Write out every entry precisely as given, leaving the pictures out.

Stored records
::::
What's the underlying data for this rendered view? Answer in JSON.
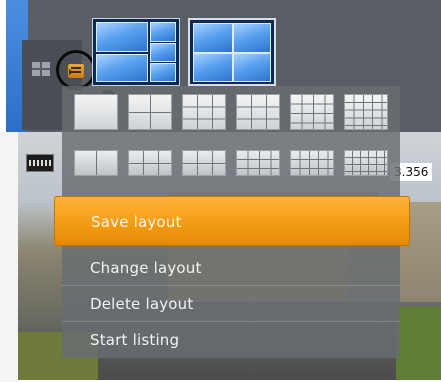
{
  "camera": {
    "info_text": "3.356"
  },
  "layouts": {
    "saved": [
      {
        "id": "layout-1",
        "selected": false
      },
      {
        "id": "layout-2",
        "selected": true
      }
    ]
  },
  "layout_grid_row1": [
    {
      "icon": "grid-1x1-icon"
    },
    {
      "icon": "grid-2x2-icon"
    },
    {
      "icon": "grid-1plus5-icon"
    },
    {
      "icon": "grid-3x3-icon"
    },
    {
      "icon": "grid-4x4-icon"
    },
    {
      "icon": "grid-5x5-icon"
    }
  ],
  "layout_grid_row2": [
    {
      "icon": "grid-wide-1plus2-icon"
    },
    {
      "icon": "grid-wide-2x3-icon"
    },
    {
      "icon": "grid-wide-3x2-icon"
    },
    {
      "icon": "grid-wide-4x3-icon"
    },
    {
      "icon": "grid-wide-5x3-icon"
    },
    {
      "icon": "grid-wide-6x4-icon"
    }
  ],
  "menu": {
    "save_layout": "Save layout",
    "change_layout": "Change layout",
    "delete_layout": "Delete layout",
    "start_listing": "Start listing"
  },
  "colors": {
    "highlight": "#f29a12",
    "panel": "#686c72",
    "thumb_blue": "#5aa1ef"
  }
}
::::
=== Solved problem ===
What's the underlying data for this rendered view? Answer in JSON.
{
  "camera": {
    "info_text": "3.356"
  },
  "layouts": {
    "saved": [
      {
        "id": "layout-1",
        "selected": false
      },
      {
        "id": "layout-2",
        "selected": true
      }
    ]
  },
  "layout_grid_row1": [
    {
      "icon": "grid-1x1-icon"
    },
    {
      "icon": "grid-2x2-icon"
    },
    {
      "icon": "grid-1plus5-icon"
    },
    {
      "icon": "grid-3x3-icon"
    },
    {
      "icon": "grid-4x4-icon"
    },
    {
      "icon": "grid-5x5-icon"
    }
  ],
  "layout_grid_row2": [
    {
      "icon": "grid-wide-1plus2-icon"
    },
    {
      "icon": "grid-wide-2x3-icon"
    },
    {
      "icon": "grid-wide-3x2-icon"
    },
    {
      "icon": "grid-wide-4x3-icon"
    },
    {
      "icon": "grid-wide-5x3-icon"
    },
    {
      "icon": "grid-wide-6x4-icon"
    }
  ],
  "menu": {
    "save_layout": "Save layout",
    "change_layout": "Change layout",
    "delete_layout": "Delete layout",
    "start_listing": "Start listing"
  },
  "colors": {
    "highlight": "#f29a12",
    "panel": "#686c72",
    "thumb_blue": "#5aa1ef"
  }
}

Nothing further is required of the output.